++++ Dataset ++++

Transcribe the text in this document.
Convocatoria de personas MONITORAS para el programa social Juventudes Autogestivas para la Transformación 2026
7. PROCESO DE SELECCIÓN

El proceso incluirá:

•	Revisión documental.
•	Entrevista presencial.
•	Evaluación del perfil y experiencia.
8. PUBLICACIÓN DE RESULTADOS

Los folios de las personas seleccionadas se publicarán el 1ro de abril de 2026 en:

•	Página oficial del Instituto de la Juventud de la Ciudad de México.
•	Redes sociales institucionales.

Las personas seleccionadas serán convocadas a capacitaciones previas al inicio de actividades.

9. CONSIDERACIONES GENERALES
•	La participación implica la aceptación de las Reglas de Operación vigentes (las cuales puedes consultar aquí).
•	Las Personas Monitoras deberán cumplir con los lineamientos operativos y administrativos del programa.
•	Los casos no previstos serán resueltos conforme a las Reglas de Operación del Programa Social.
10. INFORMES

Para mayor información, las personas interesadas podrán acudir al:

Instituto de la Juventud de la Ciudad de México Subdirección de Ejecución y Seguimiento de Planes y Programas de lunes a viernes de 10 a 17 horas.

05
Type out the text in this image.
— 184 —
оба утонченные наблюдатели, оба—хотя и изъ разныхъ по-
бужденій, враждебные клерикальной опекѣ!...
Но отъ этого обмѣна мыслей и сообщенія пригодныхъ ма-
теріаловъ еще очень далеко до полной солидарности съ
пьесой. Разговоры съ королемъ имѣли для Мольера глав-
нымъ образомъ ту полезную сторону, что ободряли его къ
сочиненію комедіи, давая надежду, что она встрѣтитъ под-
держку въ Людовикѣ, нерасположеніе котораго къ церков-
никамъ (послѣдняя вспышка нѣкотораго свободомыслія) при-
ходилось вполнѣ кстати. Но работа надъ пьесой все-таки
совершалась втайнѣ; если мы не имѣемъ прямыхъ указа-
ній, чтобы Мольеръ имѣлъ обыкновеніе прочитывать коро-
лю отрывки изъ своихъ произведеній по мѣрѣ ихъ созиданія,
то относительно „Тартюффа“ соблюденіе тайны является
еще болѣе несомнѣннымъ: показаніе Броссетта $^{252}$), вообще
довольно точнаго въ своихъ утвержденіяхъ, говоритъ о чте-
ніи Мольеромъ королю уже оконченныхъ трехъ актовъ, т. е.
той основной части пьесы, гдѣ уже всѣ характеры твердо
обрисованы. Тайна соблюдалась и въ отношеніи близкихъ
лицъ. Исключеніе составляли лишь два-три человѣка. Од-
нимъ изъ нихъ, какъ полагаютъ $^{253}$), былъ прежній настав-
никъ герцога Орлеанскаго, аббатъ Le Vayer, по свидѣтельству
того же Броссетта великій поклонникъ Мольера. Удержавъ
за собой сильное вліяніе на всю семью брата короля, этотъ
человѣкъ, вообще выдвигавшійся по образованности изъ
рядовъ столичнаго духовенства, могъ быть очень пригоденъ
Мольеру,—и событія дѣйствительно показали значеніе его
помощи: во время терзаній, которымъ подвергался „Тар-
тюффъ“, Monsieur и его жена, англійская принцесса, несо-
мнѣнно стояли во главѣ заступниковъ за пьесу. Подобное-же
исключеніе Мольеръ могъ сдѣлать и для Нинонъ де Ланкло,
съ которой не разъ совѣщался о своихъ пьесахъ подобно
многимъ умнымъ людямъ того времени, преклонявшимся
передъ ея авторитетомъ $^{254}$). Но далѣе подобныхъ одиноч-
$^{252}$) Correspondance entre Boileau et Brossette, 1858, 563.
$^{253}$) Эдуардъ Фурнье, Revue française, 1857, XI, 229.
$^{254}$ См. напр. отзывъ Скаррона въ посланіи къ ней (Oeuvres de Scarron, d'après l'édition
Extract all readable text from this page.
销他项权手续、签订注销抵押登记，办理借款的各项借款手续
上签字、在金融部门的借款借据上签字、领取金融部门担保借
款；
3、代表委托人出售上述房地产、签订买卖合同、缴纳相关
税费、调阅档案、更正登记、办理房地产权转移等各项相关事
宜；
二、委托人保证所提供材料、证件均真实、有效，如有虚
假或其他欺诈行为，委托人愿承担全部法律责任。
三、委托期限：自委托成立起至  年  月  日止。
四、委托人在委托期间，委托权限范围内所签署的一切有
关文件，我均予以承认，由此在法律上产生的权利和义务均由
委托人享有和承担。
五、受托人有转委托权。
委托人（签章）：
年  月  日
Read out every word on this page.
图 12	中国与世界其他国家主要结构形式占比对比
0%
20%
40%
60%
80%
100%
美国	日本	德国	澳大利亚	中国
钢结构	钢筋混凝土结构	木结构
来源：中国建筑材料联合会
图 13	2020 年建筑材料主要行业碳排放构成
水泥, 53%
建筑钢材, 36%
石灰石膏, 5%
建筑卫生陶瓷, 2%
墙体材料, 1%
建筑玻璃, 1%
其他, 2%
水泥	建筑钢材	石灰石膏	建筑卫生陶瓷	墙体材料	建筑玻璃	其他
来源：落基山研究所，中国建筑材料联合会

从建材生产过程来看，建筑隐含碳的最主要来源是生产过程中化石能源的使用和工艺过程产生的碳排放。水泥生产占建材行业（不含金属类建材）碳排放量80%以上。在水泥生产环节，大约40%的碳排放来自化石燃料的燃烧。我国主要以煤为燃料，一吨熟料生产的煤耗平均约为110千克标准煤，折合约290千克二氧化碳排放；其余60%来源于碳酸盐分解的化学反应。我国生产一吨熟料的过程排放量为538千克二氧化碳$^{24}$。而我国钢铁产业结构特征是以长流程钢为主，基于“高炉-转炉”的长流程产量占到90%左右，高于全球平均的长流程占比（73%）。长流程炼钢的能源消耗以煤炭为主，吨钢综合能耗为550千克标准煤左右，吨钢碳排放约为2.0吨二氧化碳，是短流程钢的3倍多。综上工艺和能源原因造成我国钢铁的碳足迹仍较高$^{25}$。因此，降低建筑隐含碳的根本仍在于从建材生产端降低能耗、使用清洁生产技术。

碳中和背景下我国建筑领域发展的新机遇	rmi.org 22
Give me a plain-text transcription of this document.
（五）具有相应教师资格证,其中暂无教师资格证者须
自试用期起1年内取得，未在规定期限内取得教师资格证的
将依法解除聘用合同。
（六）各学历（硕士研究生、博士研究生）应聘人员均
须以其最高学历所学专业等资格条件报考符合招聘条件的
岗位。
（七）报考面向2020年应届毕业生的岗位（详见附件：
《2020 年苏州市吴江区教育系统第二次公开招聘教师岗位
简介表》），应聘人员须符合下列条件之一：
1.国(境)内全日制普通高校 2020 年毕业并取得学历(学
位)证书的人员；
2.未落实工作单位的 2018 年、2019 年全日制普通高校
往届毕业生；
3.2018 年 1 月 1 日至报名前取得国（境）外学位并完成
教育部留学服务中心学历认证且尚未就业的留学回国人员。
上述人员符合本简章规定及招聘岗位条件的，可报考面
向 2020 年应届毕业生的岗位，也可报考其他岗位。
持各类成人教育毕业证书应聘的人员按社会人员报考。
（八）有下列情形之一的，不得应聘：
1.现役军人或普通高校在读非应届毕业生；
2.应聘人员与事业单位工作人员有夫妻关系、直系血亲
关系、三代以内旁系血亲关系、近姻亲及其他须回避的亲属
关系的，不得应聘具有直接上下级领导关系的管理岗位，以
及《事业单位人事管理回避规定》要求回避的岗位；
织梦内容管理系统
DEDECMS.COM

++++

• Aim:
Where a line above contains the string "建筑钢材", copy that line.

• Output for this task:
建筑钢材, 36%
水泥	建筑钢材	石灰石膏	建筑卫生陶瓷	墙体材料	建筑玻璃	其他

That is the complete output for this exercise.